WHAT IS EXPECTED:
Transcribe the records that follow exactly. Skip the pictures.

BEGIN AVAILABLE DATA

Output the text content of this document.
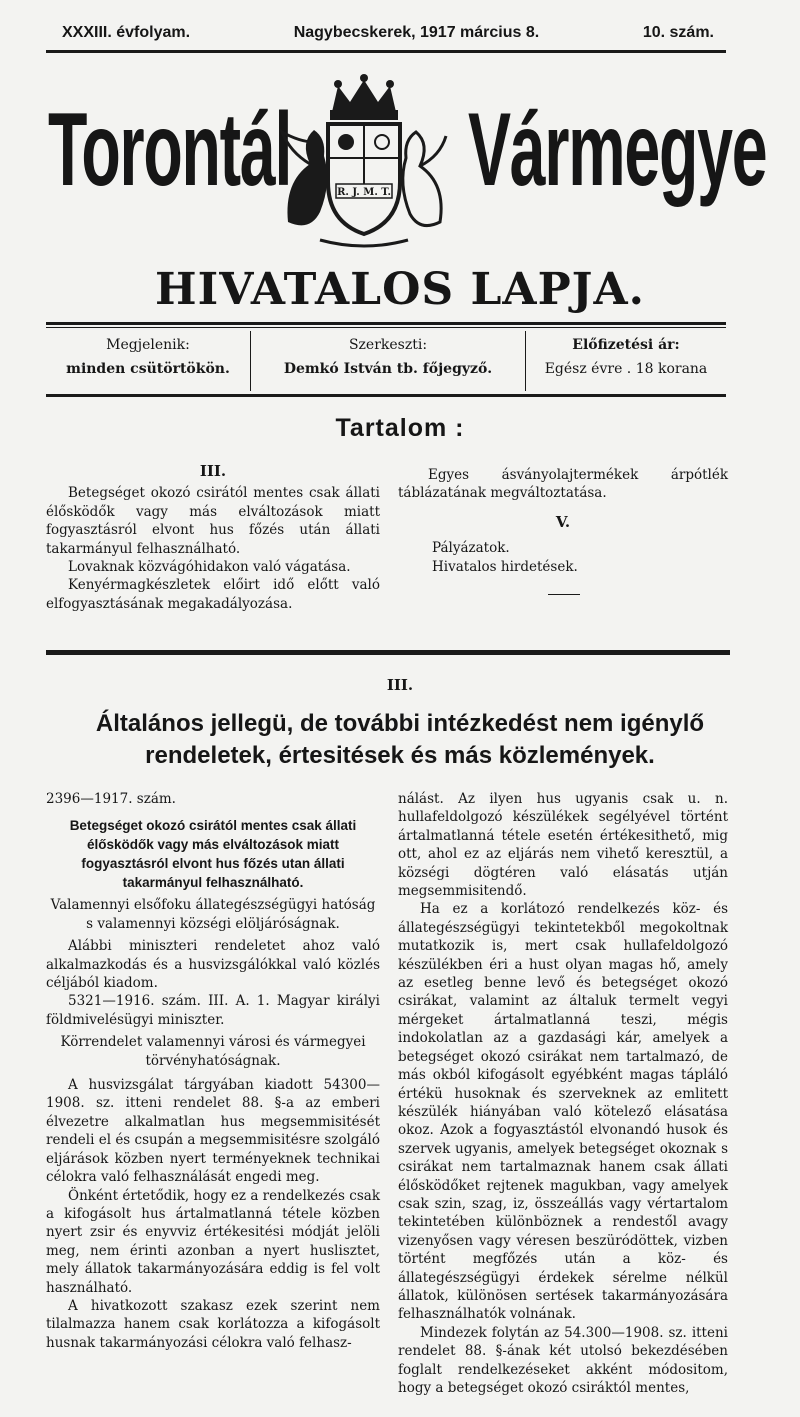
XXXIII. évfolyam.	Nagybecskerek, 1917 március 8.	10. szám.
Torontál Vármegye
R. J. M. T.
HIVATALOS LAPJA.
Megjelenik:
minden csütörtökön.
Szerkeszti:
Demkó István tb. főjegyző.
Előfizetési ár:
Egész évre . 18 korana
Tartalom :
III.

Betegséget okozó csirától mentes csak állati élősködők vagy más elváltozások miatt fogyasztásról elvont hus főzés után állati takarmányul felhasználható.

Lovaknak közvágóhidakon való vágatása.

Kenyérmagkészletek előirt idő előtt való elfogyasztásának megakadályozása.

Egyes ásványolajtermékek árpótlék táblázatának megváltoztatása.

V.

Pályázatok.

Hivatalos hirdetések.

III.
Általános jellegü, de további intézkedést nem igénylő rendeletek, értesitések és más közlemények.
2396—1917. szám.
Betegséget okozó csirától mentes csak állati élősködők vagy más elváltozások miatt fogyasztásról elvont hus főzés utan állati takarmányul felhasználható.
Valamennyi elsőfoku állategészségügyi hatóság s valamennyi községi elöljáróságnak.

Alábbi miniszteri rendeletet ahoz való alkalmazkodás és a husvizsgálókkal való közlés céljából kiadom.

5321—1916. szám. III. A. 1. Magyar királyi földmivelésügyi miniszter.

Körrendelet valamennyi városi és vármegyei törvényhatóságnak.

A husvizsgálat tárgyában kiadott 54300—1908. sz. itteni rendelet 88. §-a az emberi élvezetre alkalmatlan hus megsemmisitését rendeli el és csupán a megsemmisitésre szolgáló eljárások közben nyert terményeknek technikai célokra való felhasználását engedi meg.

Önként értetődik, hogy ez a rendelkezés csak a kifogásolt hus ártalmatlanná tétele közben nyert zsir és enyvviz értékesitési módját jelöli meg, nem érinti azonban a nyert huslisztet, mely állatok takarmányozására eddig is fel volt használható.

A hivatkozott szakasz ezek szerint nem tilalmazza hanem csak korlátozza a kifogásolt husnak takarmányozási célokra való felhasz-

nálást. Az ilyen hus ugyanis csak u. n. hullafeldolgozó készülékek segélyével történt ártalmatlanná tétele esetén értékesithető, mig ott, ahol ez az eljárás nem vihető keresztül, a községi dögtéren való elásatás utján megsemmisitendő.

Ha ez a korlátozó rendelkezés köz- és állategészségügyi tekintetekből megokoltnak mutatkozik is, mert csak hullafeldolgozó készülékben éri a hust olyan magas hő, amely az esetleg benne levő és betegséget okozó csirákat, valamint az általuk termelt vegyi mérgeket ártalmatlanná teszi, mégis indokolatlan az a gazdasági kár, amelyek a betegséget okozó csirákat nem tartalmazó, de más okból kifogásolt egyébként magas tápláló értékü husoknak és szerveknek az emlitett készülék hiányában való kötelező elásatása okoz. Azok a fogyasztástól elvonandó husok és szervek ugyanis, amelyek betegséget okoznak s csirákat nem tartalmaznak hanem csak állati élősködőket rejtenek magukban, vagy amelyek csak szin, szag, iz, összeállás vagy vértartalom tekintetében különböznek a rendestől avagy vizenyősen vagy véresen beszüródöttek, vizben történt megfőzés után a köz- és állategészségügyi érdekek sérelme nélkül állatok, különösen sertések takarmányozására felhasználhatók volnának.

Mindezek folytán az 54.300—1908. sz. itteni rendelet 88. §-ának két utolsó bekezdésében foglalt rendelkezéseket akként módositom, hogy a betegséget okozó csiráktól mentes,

END AVAILABLE DATA

RESPONSE:
Output the text content of this document.
XXXIII. évfolyam.	Nagybecskerek, 1917 március 8.	10. szám.
Torontál Vármegye
R. J. M. T.
HIVATALOS LAPJA.
Megjelenik:
minden csütörtökön.
Szerkeszti:
Demkó István tb. főjegyző.
Előfizetési ár:
Egész évre . 18 korana
Tartalom :
III.

Betegséget okozó csirától mentes csak állati élősködők vagy más elváltozások miatt fogyasztásról elvont hus főzés után állati takarmányul felhasználható.

Lovaknak közvágóhidakon való vágatása.

Kenyérmagkészletek előirt idő előtt való elfogyasztásának megakadályozása.

Egyes ásványolajtermékek árpótlék táblázatának megváltoztatása.

V.

Pályázatok.

Hivatalos hirdetések.

III.
Általános jellegü, de további intézkedést nem igénylő rendeletek, értesitések és más közlemények.
2396—1917. szám.
Betegséget okozó csirától mentes csak állati élősködők vagy más elváltozások miatt fogyasztásról elvont hus főzés utan állati takarmányul felhasználható.
Valamennyi elsőfoku állategészségügyi hatóság s valamennyi községi elöljáróságnak.

Alábbi miniszteri rendeletet ahoz való alkalmazkodás és a husvizsgálókkal való közlés céljából kiadom.

5321—1916. szám. III. A. 1. Magyar királyi földmivelésügyi miniszter.

Körrendelet valamennyi városi és vármegyei törvényhatóságnak.

A husvizsgálat tárgyában kiadott 54300—1908. sz. itteni rendelet 88. §-a az emberi élvezetre alkalmatlan hus megsemmisitését rendeli el és csupán a megsemmisitésre szolgáló eljárások közben nyert terményeknek technikai célokra való felhasználását engedi meg.

Önként értetődik, hogy ez a rendelkezés csak a kifogásolt hus ártalmatlanná tétele közben nyert zsir és enyvviz értékesitési módját jelöli meg, nem érinti azonban a nyert huslisztet, mely állatok takarmányozására eddig is fel volt használható.

A hivatkozott szakasz ezek szerint nem tilalmazza hanem csak korlátozza a kifogásolt husnak takarmányozási célokra való felhasz-

nálást. Az ilyen hus ugyanis csak u. n. hullafeldolgozó készülékek segélyével történt ártalmatlanná tétele esetén értékesithető, mig ott, ahol ez az eljárás nem vihető keresztül, a községi dögtéren való elásatás utján megsemmisitendő.

Ha ez a korlátozó rendelkezés köz- és állategészségügyi tekintetekből megokoltnak mutatkozik is, mert csak hullafeldolgozó készülékben éri a hust olyan magas hő, amely az esetleg benne levő és betegséget okozó csirákat, valamint az általuk termelt vegyi mérgeket ártalmatlanná teszi, mégis indokolatlan az a gazdasági kár, amelyek a betegséget okozó csirákat nem tartalmazó, de más okból kifogásolt egyébként magas tápláló értékü husoknak és szerveknek az emlitett készülék hiányában való kötelező elásatása okoz. Azok a fogyasztástól elvonandó husok és szervek ugyanis, amelyek betegséget okoznak s csirákat nem tartalmaznak hanem csak állati élősködőket rejtenek magukban, vagy amelyek csak szin, szag, iz, összeállás vagy vértartalom tekintetében különböznek a rendestől avagy vizenyősen vagy véresen beszüródöttek, vizben történt megfőzés után a köz- és állategészségügyi érdekek sérelme nélkül állatok, különösen sertések takarmányozására felhasználhatók volnának.

Mindezek folytán az 54.300—1908. sz. itteni rendelet 88. §-ának két utolsó bekezdésében foglalt rendelkezéseket akként módositom, hogy a betegséget okozó csiráktól mentes,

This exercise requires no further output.